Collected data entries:
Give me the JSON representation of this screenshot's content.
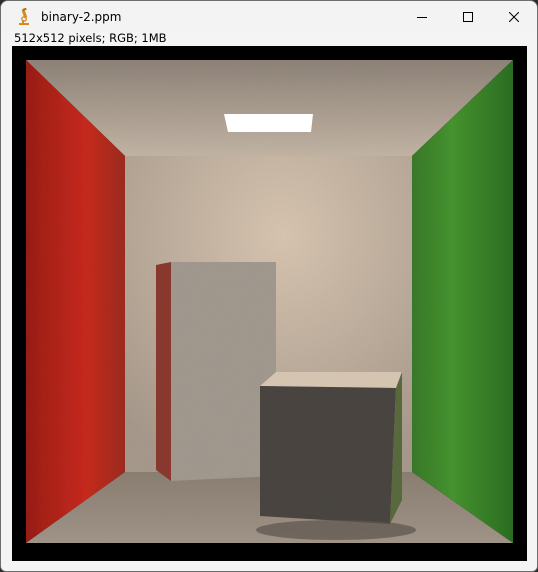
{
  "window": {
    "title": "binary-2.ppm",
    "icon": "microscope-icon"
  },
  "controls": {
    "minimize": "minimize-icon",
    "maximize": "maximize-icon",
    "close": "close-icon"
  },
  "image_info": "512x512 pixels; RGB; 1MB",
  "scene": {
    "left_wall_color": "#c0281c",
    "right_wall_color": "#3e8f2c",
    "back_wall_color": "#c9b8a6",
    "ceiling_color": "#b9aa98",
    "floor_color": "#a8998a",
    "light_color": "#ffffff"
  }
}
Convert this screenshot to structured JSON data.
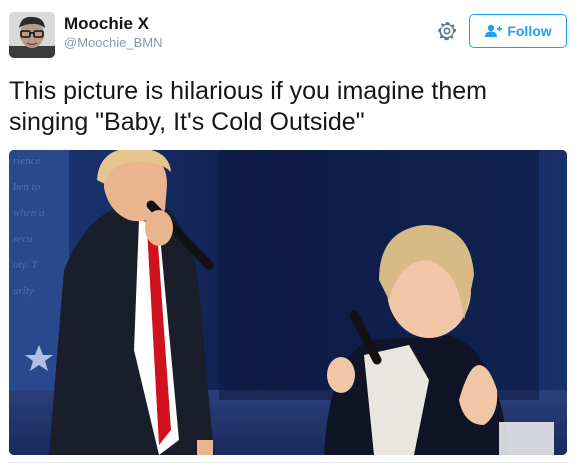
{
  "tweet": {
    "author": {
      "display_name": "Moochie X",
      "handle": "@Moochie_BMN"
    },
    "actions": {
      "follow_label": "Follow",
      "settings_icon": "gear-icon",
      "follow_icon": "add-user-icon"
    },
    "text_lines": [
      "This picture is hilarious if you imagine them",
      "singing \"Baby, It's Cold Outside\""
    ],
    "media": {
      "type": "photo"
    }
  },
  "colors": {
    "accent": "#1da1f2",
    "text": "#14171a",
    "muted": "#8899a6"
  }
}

▸ **REQUIRED TASK**:
Print, exactly and only, the lines running from the line with "Convert this screenshot" through the last line of the data, including both. Skip any picture.

▸ **REPLY TO THE EXERCISE**:
Convert this screenshot to structured JSON data.
{
  "tweet": {
    "author": {
      "display_name": "Moochie X",
      "handle": "@Moochie_BMN"
    },
    "actions": {
      "follow_label": "Follow",
      "settings_icon": "gear-icon",
      "follow_icon": "add-user-icon"
    },
    "text_lines": [
      "This picture is hilarious if you imagine them",
      "singing \"Baby, It's Cold Outside\""
    ],
    "media": {
      "type": "photo"
    }
  },
  "colors": {
    "accent": "#1da1f2",
    "text": "#14171a",
    "muted": "#8899a6"
  }
}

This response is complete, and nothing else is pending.